DATASET:
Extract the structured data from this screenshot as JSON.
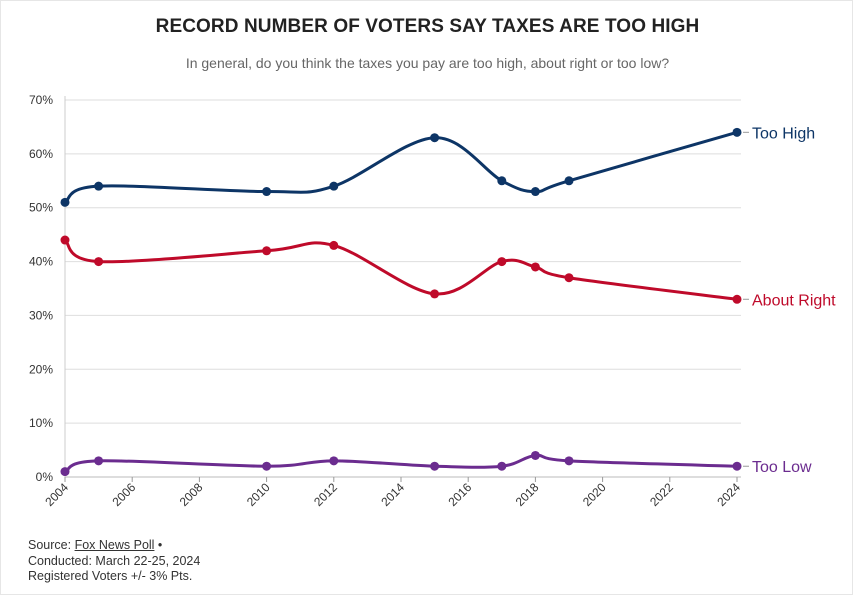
{
  "header": {
    "title": "RECORD NUMBER OF VOTERS SAY TAXES ARE TOO HIGH",
    "subtitle": "In general, do you think the taxes you pay are too high, about right or too low?"
  },
  "footer": {
    "source_prefix": "Source: ",
    "source_link": "Fox News Poll",
    "source_suffix": " •",
    "conducted": "Conducted: March 22-25, 2024",
    "sample": "Registered Voters +/- 3% Pts."
  },
  "chart_data": {
    "type": "line",
    "title": "RECORD NUMBER OF VOTERS SAY TAXES ARE TOO HIGH",
    "subtitle": "In general, do you think the taxes you pay are too high, about right or too low?",
    "xlabel": "",
    "ylabel": "",
    "xlim": [
      2004,
      2024
    ],
    "ylim": [
      0,
      70
    ],
    "x_ticks": [
      "2004",
      "2006",
      "2008",
      "2010",
      "2012",
      "2014",
      "2016",
      "2018",
      "2020",
      "2022",
      "2024"
    ],
    "y_ticks": [
      "0%",
      "10%",
      "20%",
      "30%",
      "40%",
      "50%",
      "60%",
      "70%"
    ],
    "grid": true,
    "legend": "direct labels at right end of lines",
    "series": [
      {
        "name": "Too High",
        "color": "#0d3566",
        "x": [
          2004,
          2005,
          2010,
          2012,
          2015,
          2017,
          2018,
          2019,
          2024
        ],
        "values": [
          51,
          54,
          53,
          54,
          63,
          55,
          53,
          55,
          64
        ]
      },
      {
        "name": "About Right",
        "color": "#bf0a2a",
        "x": [
          2004,
          2005,
          2010,
          2012,
          2015,
          2017,
          2018,
          2019,
          2024
        ],
        "values": [
          44,
          40,
          42,
          43,
          34,
          40,
          39,
          37,
          33
        ]
      },
      {
        "name": "Too Low",
        "color": "#6b2c8f",
        "x": [
          2004,
          2005,
          2010,
          2012,
          2015,
          2017,
          2018,
          2019,
          2024
        ],
        "values": [
          1,
          3,
          2,
          3,
          2,
          2,
          4,
          3,
          2
        ]
      }
    ]
  }
}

GIVEN TASK:
Copy out every line where the word "color" occurs.

SOLUTION:
        "color": "#0d3566",
        "color": "#bf0a2a",
        "color": "#6b2c8f",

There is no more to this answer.